EJERCICIOS ::
a: Según el texto sobre el personismo, ¿en qué periódico salió la columna de Vicente Verdú?
b: Devuelve tal cual el trozo del texto sobre el personismo que va desde "Con su habitual" hasta "todo lo devora.", ambos incluidos.
c: Resume en forma de lista el párrafo del texto sobre el personismo que empieza con "Y luego dibuja el perfil", sin dejar fuera sus datos principales.

TEXTO PROPUESTO ::
Gabriela Carreño

En abril de este año, Vicente Verdú publicaba en El País, El Personismo, una breve columna que tiene mucho que ver con lo que hemos venido diciendo estos últimos días respecto de las relaciones de los usuarios con las máquinas y cómo inciden estas en las relaciones que mantenemos  los que las utilizamos.

 

Con su habitual estilo brillante y agudo de observador neutralmente postmoderno de la realidad ­—el postmodernismo también ha acabado con la moral y por tanto las cosas no son ni buenas ni malas, simplemente son—, declara poco menos que muerta la realidad personal a la que ha convertido en puro objeto de consumo el consumismo contemporáneo que todo lo devora.

 

Como siempre, retrata con fino y exacto bisturí verbal el dónde estamos: «La imagen ha ganado mucho terreno a la imaginación […] la emoción ha robado prestigio a la reflexión, […] la instantaneidad ha vencido al proceso y el suceso puro a su explicación. De hecho, todos los medios son ya sensacionalistas en una u otra proporción».

 

Y luego dibuja el perfil de las relaciones sociales mantenidas en Internet a las que engloba en el término personismo, una forma de ser contemporánea que ha prescindido  de las personas convirtiéndolas en cosas y que ha provocado el éxito millonario de las redes sociales porque se ajustan como un guante a esa nueva esencia de la nada contemporánea. ¿Cómo es esa hipercomunicación de la red? No «una comunicación a la vieja usanza, en la que se comprometía mucho el yo, sino una comunicación efímera y fragmentaria, cambiante y removible a la manera en que la cultura de consumo ha enseñado a adquirir. […] Ni las cosas duran mucho ni tampoco la comunicación personal. Ni mantenemos mucho tiempo la interrelación con un objeto ni tampoco con los sujetos». Es decir, una comunicación superficial y vacía que poco puede comunicar. Unas formas de interrelación epidérmicas y no comprometidas que supongo son responsables de las enormes dosis de soledad e insatisfacción que caracterizan también el medioambiente simbólico actual.

DATOS RECOPILADOS ::
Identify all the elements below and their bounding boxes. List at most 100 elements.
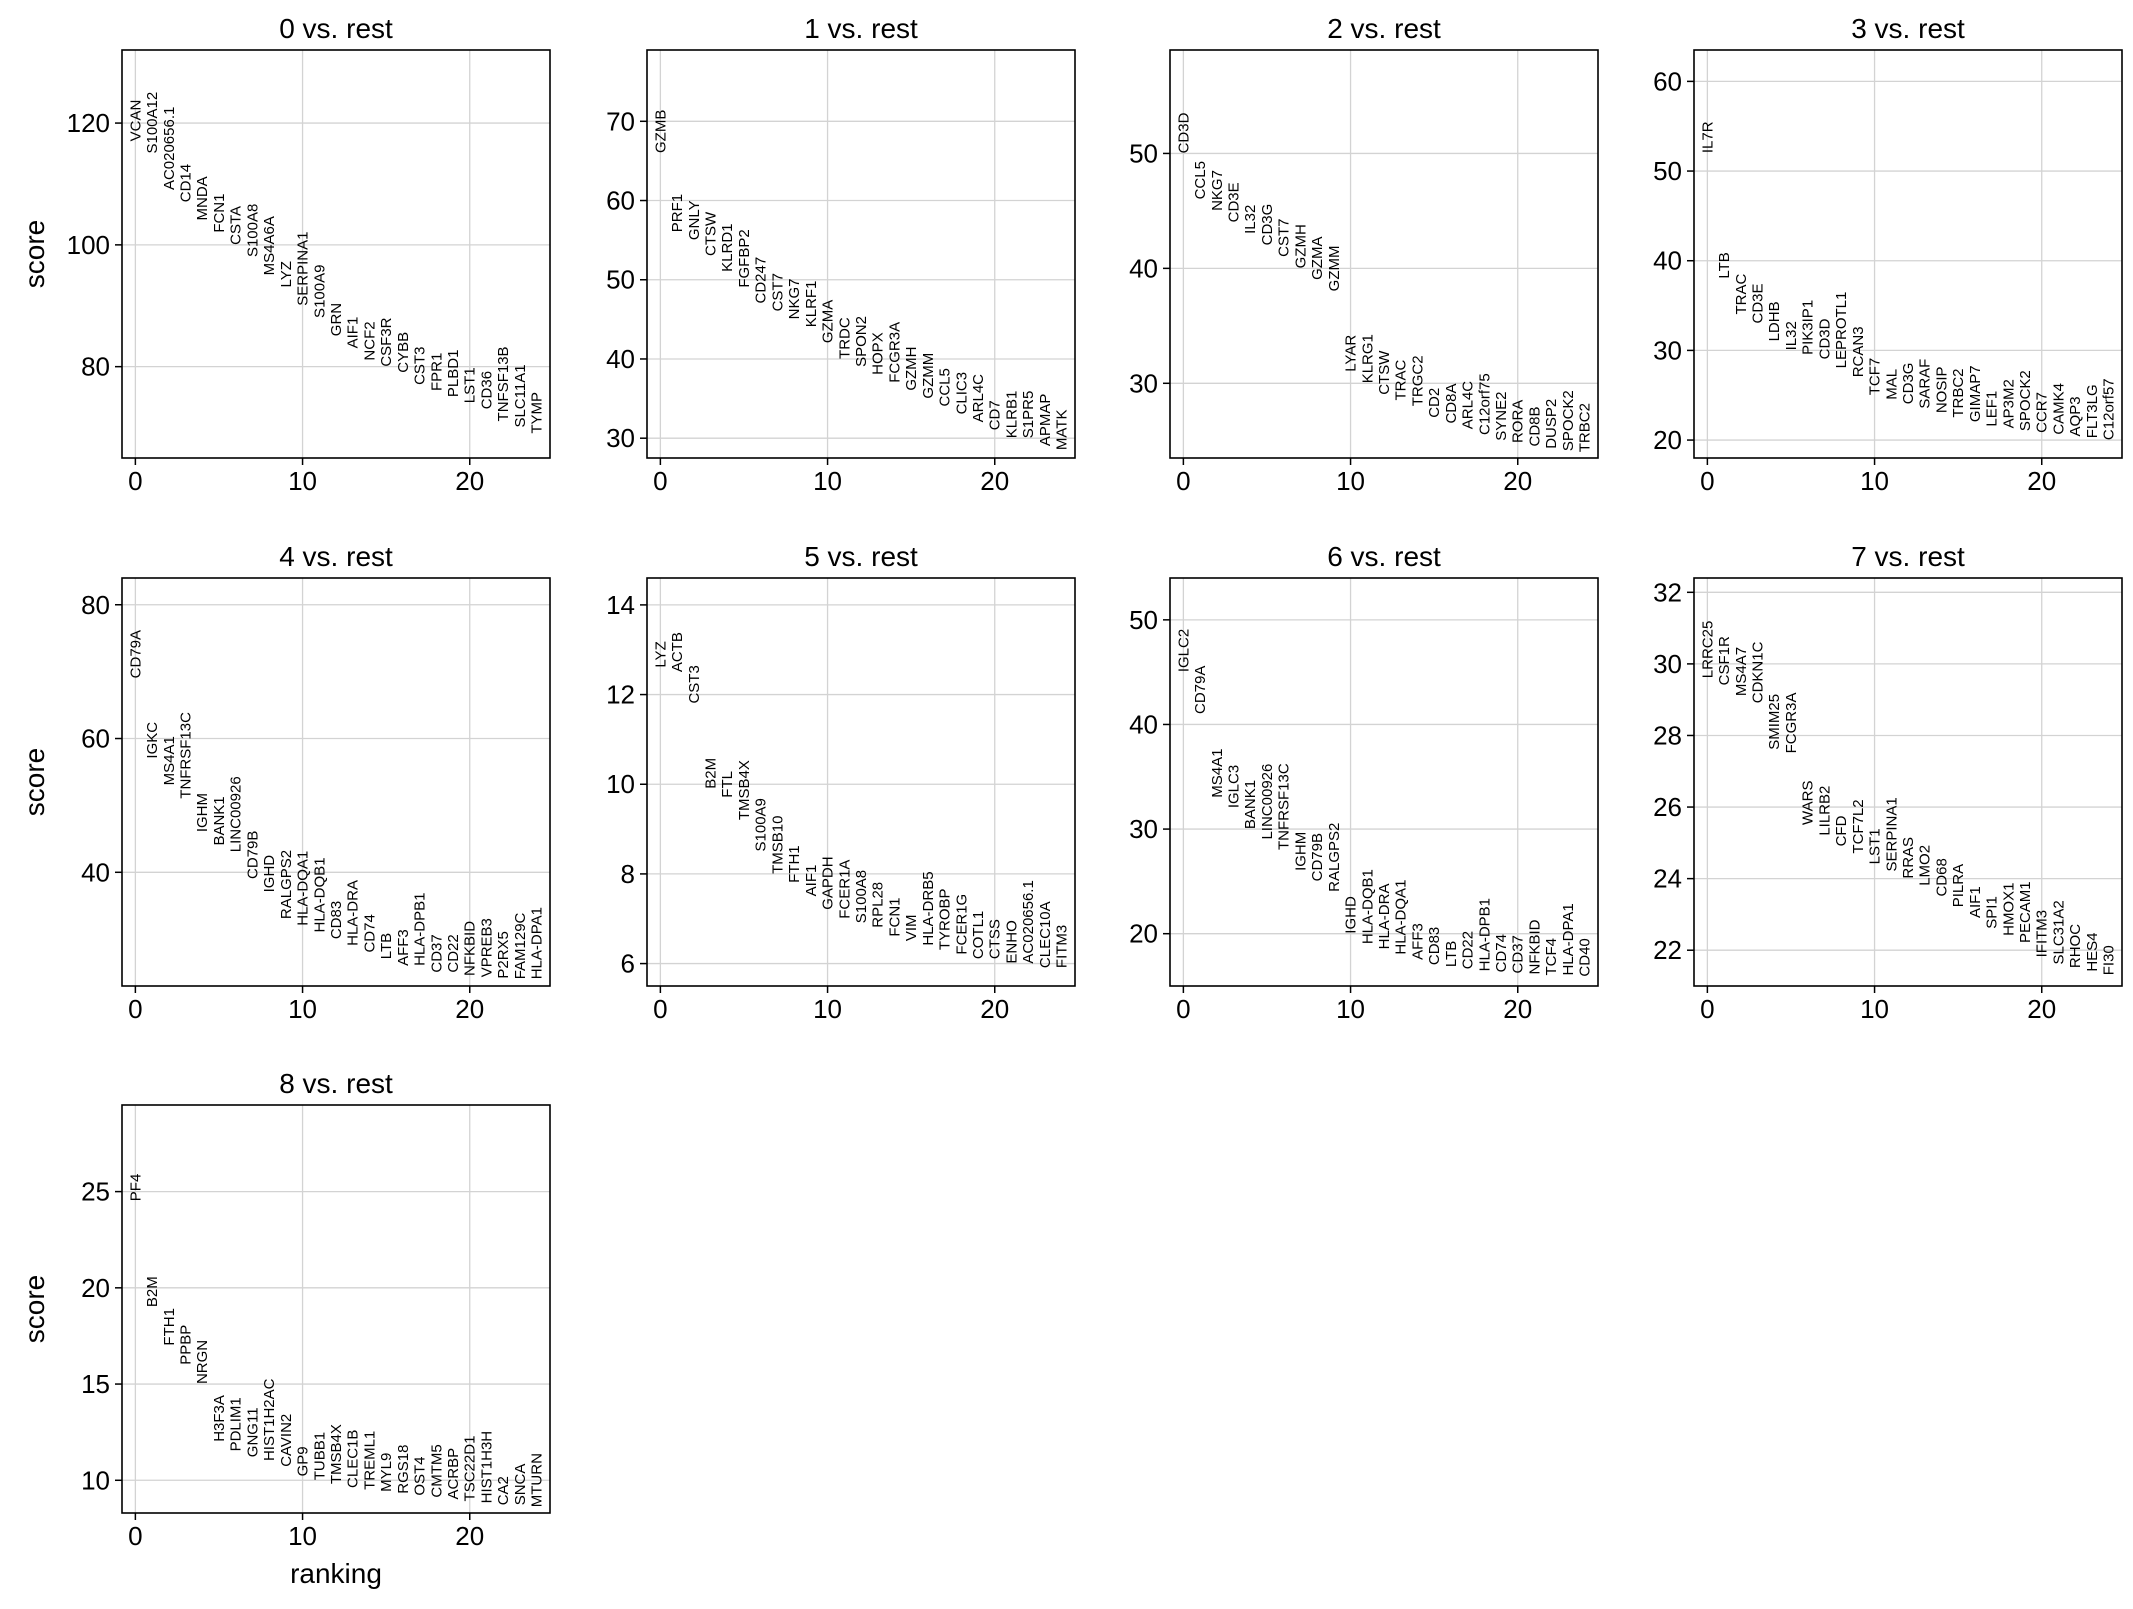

RESULTADOS POR TAREA ::
a: En El País.

b:
Con su habitual estilo brillante y agudo de observador neutralmente postmoderno de la realidad ­—el postmodernismo también ha acabado con la moral y por tanto las cosas no son ni buenas ni malas, simplemente son—, declara poco menos que muerta la realidad personal a la que ha convertido en puro objeto de consumo el consumismo contemporáneo que todo lo devora.

c:
- Verdú llama "personismo" a la manera de relacionarse en Internet, una forma de ser actual que deja de lado a las personas y las convierte en cosas.
- Esa forma de ser explica el gran éxito de las redes sociales, que encajan perfectamente con ella.
- La comunicación en la red no compromete mucho el yo, como la de antes. Es breve, a trozos, cambiante y fácil de quitar, igual que lo que se compra.
- No duran mucho ni las cosas ni la comunicación personal, ni el trato con los objetos ni con las personas.
- El texto la ve como una comunicación superficial y vacía, y supone que causa mucha soledad e insatisfacción.